§ **What is expected**
Can you pull out each line of the data below that includes the word "LanguageHelper"?

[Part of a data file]
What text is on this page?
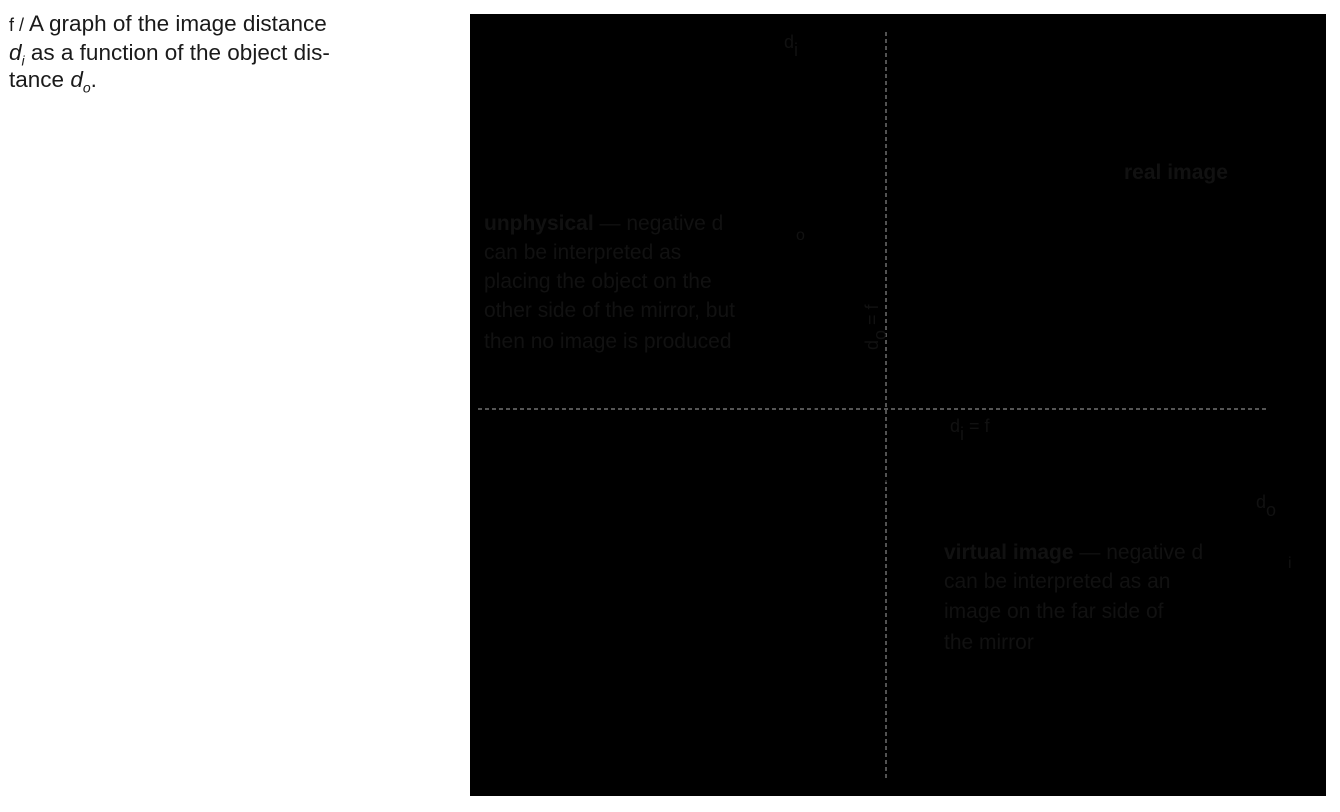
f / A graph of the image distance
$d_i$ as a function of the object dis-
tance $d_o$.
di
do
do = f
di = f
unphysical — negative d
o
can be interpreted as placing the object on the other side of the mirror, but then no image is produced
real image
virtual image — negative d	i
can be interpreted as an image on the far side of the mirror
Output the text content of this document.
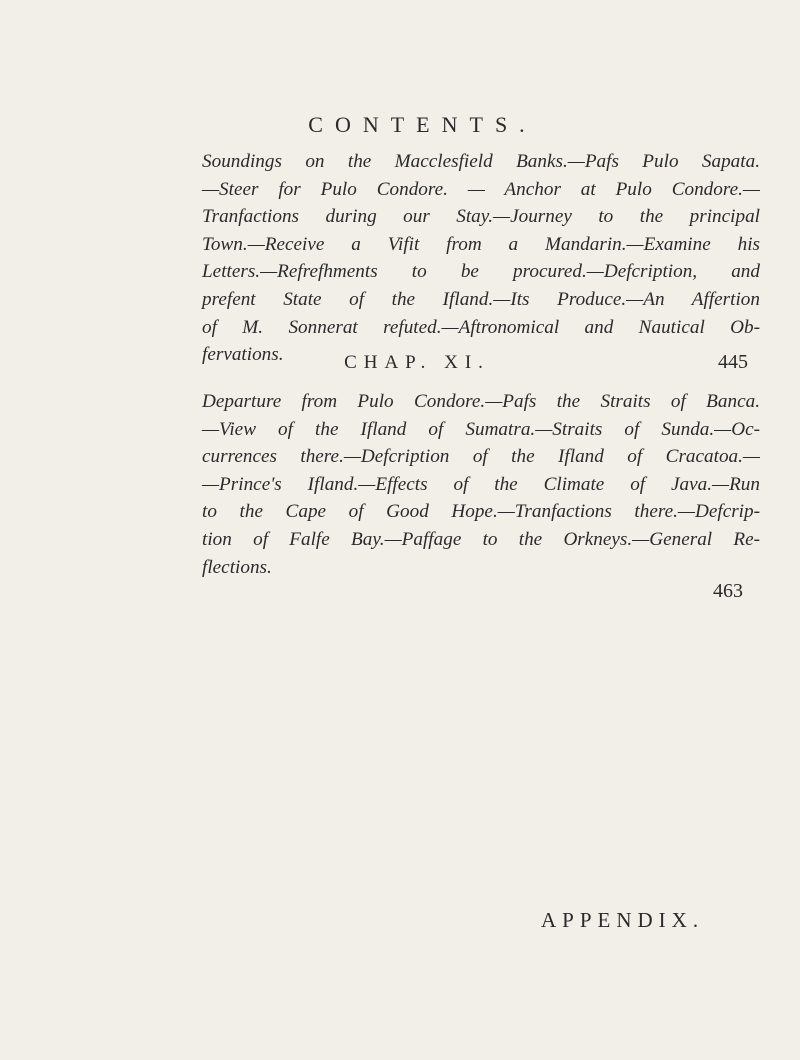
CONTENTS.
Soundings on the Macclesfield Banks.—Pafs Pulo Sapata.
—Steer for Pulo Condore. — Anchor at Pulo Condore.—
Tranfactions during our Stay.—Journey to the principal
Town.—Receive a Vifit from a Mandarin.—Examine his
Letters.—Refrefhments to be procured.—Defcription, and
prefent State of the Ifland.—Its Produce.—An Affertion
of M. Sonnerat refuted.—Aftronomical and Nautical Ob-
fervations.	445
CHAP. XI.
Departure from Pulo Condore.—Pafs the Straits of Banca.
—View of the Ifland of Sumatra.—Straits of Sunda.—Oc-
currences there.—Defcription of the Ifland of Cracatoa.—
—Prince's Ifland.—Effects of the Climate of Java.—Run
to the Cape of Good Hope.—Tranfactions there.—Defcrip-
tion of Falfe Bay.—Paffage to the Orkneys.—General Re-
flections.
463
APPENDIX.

* * *

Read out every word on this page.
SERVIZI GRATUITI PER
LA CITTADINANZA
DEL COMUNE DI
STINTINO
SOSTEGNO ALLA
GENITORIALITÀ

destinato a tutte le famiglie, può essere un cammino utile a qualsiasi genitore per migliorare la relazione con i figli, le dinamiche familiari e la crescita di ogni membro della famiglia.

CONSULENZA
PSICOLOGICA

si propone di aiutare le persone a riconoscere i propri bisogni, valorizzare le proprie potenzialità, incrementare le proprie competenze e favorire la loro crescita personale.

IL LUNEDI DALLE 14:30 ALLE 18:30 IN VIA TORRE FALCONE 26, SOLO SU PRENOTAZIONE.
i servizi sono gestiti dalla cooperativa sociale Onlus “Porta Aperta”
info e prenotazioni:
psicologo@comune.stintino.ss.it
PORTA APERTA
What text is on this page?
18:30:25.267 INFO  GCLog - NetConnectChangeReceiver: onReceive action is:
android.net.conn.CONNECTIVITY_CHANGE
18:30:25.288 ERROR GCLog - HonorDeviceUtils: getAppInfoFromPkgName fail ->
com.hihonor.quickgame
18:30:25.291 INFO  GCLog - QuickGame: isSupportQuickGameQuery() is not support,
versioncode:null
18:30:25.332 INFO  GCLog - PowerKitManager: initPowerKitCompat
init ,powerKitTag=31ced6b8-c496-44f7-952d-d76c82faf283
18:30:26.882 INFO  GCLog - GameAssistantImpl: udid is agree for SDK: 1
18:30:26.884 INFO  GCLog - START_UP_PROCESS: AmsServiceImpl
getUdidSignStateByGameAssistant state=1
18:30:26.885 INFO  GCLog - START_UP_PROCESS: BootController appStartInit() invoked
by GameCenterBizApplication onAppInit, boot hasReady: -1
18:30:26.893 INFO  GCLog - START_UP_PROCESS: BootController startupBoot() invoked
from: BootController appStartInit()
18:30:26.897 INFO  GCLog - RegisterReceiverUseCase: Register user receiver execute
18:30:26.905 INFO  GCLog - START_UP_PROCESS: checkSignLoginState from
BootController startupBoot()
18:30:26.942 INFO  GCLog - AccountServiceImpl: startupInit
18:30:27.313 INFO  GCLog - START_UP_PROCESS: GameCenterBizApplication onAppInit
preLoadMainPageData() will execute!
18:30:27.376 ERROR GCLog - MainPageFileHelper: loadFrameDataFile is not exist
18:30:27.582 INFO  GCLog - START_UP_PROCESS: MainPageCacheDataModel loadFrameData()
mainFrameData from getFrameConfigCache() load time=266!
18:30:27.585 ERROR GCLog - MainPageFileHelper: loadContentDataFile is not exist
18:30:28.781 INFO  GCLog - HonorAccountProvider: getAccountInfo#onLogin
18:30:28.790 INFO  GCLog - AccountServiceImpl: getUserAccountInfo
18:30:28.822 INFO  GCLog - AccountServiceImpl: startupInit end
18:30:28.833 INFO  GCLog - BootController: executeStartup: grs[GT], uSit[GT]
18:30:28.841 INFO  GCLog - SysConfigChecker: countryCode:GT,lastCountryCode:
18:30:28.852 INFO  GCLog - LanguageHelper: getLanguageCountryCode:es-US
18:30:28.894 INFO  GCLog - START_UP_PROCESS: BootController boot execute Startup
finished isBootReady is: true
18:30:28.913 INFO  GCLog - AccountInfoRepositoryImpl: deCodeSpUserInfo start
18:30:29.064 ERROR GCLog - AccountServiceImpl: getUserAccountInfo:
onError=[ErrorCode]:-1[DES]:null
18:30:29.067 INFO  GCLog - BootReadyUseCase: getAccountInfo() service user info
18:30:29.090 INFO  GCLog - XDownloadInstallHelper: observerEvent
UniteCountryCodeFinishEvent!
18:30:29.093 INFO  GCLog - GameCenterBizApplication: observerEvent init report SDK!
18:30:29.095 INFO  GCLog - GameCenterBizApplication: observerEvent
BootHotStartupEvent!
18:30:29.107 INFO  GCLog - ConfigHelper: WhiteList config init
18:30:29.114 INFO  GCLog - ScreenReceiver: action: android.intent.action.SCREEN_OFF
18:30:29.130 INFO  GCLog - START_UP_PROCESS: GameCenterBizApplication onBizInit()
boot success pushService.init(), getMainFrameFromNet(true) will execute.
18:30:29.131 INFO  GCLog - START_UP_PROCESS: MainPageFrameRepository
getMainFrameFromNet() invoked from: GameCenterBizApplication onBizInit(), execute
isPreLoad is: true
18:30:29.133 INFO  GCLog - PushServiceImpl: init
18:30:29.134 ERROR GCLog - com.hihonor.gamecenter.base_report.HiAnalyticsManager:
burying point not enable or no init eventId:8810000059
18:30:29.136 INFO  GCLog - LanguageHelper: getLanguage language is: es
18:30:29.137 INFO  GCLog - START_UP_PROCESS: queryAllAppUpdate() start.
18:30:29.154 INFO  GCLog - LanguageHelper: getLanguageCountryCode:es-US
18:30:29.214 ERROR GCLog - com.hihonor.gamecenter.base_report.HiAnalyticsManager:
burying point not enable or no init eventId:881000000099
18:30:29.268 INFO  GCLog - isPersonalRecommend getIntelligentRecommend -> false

§ **Final result**
18:30:28.852 INFO  GCLog - LanguageHelper: getLanguageCountryCode:es-US
18:30:29.136 INFO  GCLog - LanguageHelper: getLanguage language is: es
18:30:29.154 INFO  GCLog - LanguageHelper: getLanguageCountryCode:es-US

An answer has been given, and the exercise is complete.